**Problem description:** Below are the records; locate each line with the word "emission" and copy it.

**Supplied data:**
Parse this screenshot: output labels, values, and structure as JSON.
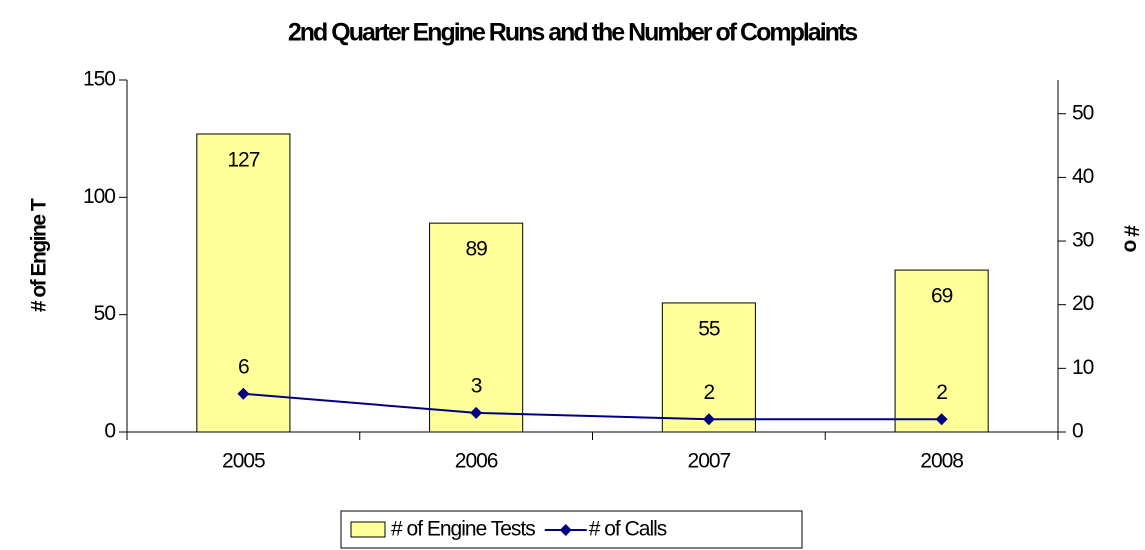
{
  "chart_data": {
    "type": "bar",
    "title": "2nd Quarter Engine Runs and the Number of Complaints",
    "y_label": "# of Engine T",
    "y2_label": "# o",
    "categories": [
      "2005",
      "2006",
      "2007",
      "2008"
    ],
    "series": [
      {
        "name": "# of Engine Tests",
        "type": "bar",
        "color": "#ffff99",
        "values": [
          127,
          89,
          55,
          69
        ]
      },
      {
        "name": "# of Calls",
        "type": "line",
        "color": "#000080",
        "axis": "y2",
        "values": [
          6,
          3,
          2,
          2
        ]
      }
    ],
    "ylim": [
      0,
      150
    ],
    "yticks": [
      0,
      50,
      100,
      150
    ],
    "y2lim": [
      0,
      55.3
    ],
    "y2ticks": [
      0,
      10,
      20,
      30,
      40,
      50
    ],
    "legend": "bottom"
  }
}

--

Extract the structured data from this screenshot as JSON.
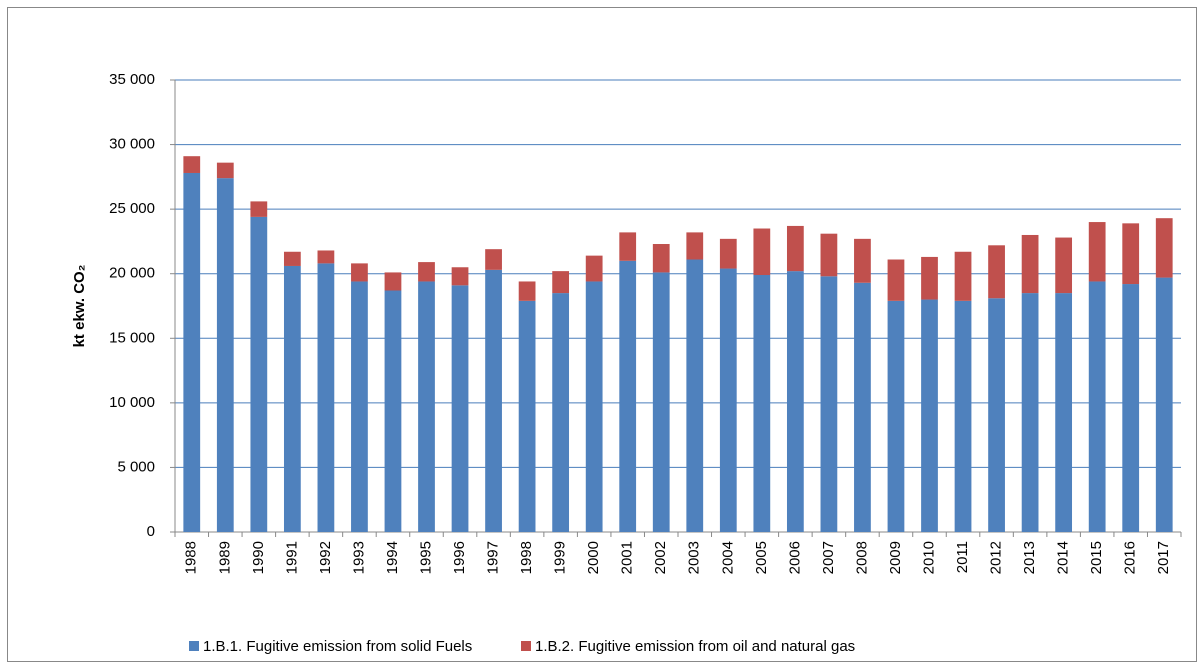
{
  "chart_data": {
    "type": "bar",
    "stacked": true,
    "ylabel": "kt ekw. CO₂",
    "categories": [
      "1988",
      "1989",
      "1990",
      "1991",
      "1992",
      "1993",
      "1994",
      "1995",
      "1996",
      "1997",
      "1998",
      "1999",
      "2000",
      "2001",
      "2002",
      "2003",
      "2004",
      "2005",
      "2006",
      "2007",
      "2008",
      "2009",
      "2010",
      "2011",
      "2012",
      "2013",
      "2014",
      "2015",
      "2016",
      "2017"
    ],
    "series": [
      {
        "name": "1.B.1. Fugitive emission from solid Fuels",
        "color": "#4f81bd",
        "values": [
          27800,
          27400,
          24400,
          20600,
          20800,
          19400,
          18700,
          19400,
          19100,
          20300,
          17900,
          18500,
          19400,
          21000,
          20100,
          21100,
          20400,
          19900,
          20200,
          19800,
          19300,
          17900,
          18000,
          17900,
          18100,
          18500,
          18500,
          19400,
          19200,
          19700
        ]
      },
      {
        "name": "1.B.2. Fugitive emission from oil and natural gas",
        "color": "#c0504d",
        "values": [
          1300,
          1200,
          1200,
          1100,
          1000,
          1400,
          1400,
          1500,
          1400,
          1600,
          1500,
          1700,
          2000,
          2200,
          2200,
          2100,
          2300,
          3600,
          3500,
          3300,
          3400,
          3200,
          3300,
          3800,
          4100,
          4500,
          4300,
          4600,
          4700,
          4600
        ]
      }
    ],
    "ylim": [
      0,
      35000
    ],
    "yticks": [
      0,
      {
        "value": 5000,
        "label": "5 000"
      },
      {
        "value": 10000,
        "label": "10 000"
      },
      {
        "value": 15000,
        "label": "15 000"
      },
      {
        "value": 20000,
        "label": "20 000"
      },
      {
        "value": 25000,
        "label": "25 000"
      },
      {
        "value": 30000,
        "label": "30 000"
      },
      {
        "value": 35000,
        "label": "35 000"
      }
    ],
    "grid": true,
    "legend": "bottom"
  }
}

**Problem solution:**
        "name": "1.B.1. Fugitive emission from solid Fuels",
        "name": "1.B.2. Fugitive emission from oil and natural gas",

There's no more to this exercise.